▶ **Records shown**
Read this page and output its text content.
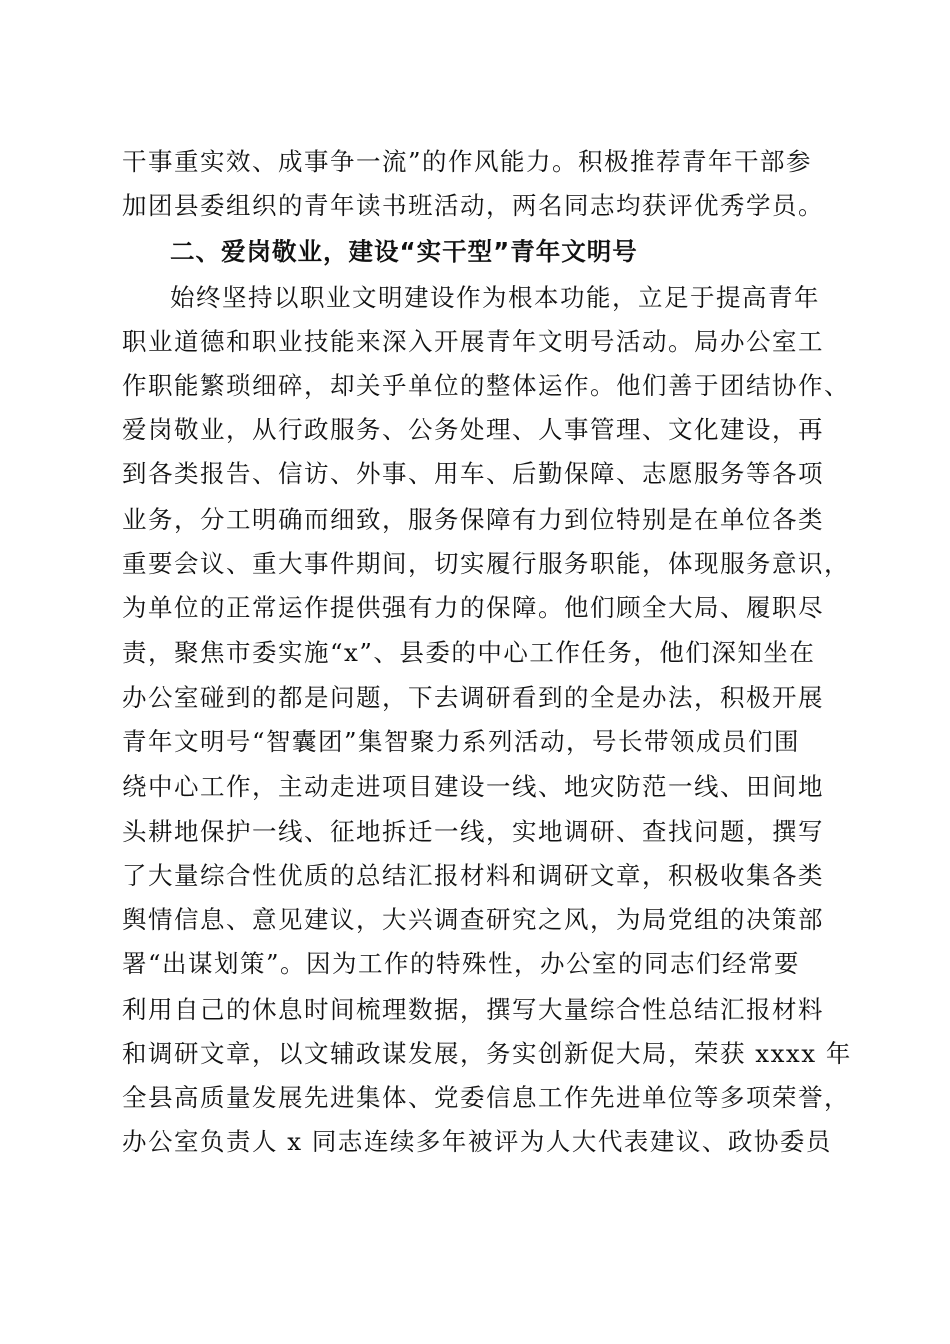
干事重实效、成事争一流”的作风能力。积极推荐青年干部参
加团县委组织的青年读书班活动，两名同志均获评优秀学员。
二、爱岗敬业，建设“实干型”青年文明号
始终坚持以职业文明建设作为根本功能，立足于提高青年
职业道德和职业技能来深入开展青年文明号活动。局办公室工
作职能繁琐细碎，却关乎单位的整体运作。他们善于团结协作、
爱岗敬业，从行政服务、公务处理、人事管理、文化建设，再
到各类报告、信访、外事、用车、后勤保障、志愿服务等各项
业务，分工明确而细致，服务保障有力到位特别是在单位各类
重要会议、重大事件期间，切实履行服务职能，体现服务意识，
为单位的正常运作提供强有力的保障。他们顾全大局、履职尽
责，聚焦市委实施“x”、县委的中心工作任务，他们深知坐在
办公室碰到的都是问题，下去调研看到的全是办法，积极开展
青年文明号“智囊团”集智聚力系列活动，号长带领成员们围
绕中心工作，主动走进项目建设一线、地灾防范一线、田间地
头耕地保护一线、征地拆迁一线，实地调研、查找问题，撰写
了大量综合性优质的总结汇报材料和调研文章，积极收集各类
舆情信息、意见建议，大兴调查研究之风，为局党组的决策部
署“出谋划策”。因为工作的特殊性，办公室的同志们经常要
利用自己的休息时间梳理数据，撰写大量综合性总结汇报材料
和调研文章，以文辅政谋发展，务实创新促大局，荣获 xxxx 年
全县高质量发展先进集体、党委信息工作先进单位等多项荣誉，
办公室负责人 x 同志连续多年被评为人大代表建议、政协委员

▶ **To be done**
What is the number of lines in the records above that include the word "爱岗敬业"? Reply with that number and nothing more.

▶ **Problem solution**
2